* SHORT TASK *
Your task is to locate every line holding the string "icon" and to copy each of them.

* GIVEN DATA *
++++
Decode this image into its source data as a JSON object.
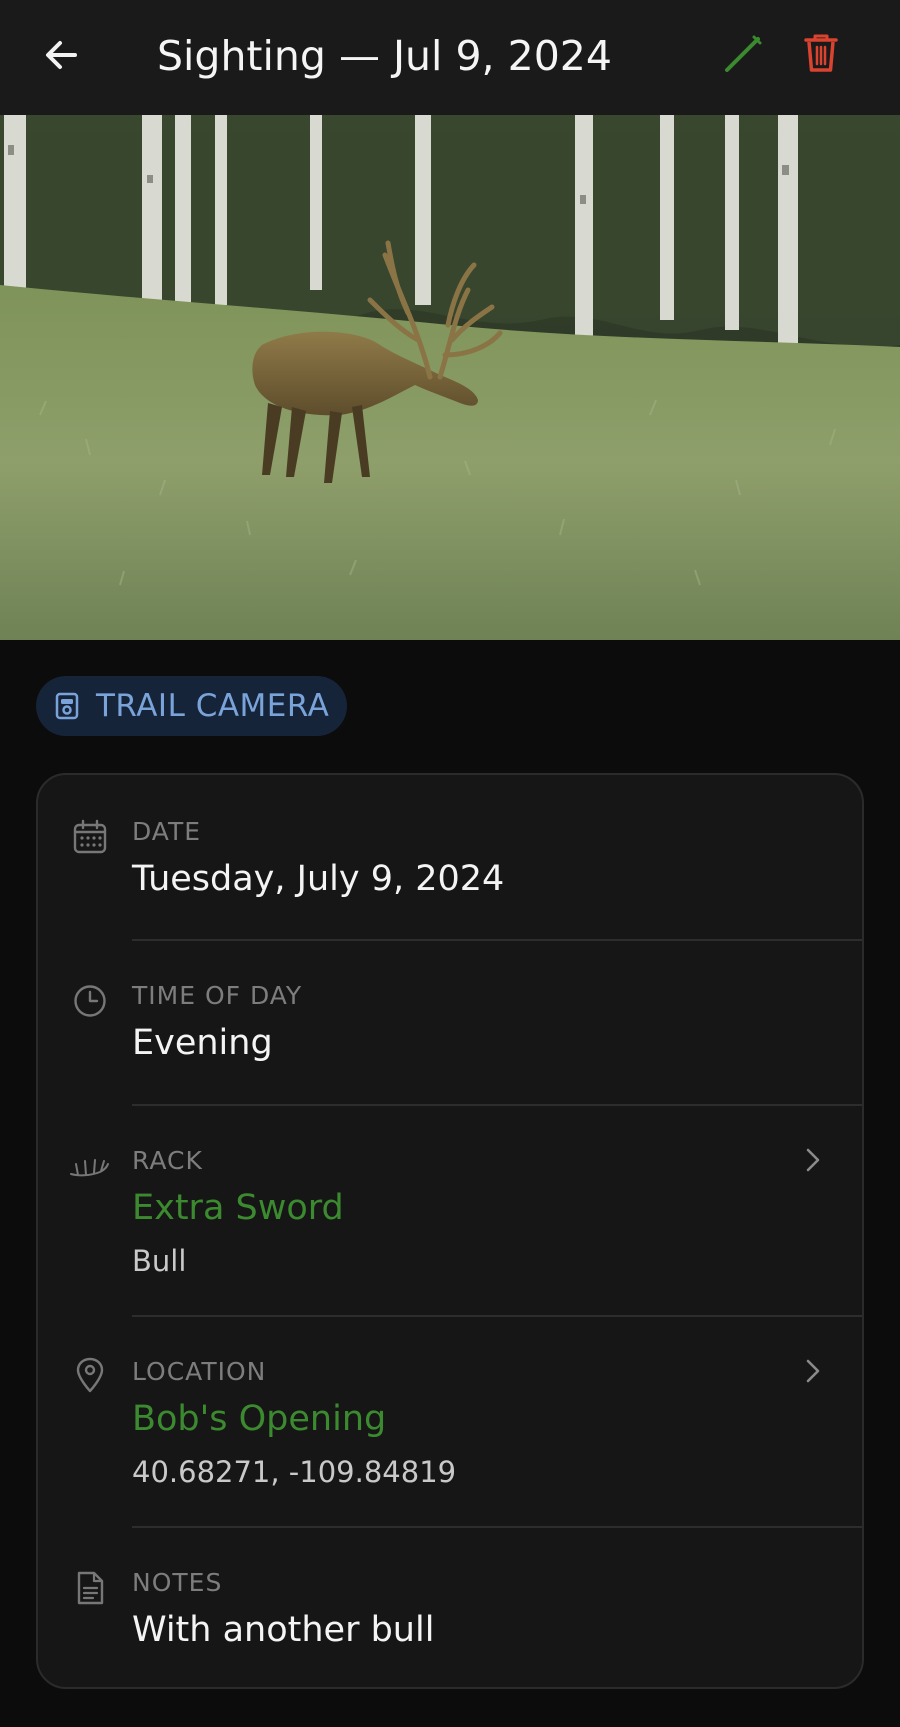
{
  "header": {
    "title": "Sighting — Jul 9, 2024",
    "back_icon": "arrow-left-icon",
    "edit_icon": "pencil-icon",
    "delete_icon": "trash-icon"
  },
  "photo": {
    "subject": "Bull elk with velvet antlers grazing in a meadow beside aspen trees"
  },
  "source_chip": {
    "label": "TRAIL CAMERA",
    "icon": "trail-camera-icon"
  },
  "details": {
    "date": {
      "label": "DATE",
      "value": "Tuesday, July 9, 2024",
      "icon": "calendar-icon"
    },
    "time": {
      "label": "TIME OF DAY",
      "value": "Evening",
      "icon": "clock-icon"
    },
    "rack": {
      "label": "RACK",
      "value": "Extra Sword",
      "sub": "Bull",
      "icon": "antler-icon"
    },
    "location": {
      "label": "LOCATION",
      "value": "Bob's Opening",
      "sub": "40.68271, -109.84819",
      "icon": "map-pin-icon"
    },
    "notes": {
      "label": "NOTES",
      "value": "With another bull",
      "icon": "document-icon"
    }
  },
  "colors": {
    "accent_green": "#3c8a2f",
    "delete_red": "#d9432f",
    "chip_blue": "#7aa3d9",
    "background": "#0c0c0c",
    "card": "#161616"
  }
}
++++
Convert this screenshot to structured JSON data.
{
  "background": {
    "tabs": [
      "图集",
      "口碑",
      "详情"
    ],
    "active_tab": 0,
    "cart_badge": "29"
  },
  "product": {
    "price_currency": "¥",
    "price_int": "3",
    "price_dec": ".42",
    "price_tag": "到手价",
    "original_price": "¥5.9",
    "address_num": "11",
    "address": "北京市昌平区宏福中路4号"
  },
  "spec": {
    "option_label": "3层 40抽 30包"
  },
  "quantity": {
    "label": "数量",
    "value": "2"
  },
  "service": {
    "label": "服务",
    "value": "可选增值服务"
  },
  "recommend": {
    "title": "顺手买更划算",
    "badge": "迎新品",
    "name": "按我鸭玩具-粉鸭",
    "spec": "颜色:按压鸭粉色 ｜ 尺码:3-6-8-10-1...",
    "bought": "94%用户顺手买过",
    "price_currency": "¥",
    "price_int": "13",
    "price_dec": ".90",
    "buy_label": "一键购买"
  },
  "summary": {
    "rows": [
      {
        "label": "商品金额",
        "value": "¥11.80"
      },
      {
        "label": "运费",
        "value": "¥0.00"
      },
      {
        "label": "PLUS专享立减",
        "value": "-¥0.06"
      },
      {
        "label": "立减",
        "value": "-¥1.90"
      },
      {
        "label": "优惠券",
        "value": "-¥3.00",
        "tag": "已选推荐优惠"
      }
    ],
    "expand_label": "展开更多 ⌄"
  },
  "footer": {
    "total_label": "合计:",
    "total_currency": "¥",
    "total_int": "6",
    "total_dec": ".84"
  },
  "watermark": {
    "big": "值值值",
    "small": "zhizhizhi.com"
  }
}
++++
* FINAL RESULT *
    "back_icon": "arrow-left-icon",
    "edit_icon": "pencil-icon",
    "delete_icon": "trash-icon"
    "icon": "trail-camera-icon"
      "icon": "calendar-icon"
      "icon": "clock-icon"
      "icon": "antler-icon"
      "icon": "map-pin-icon"
      "icon": "document-icon"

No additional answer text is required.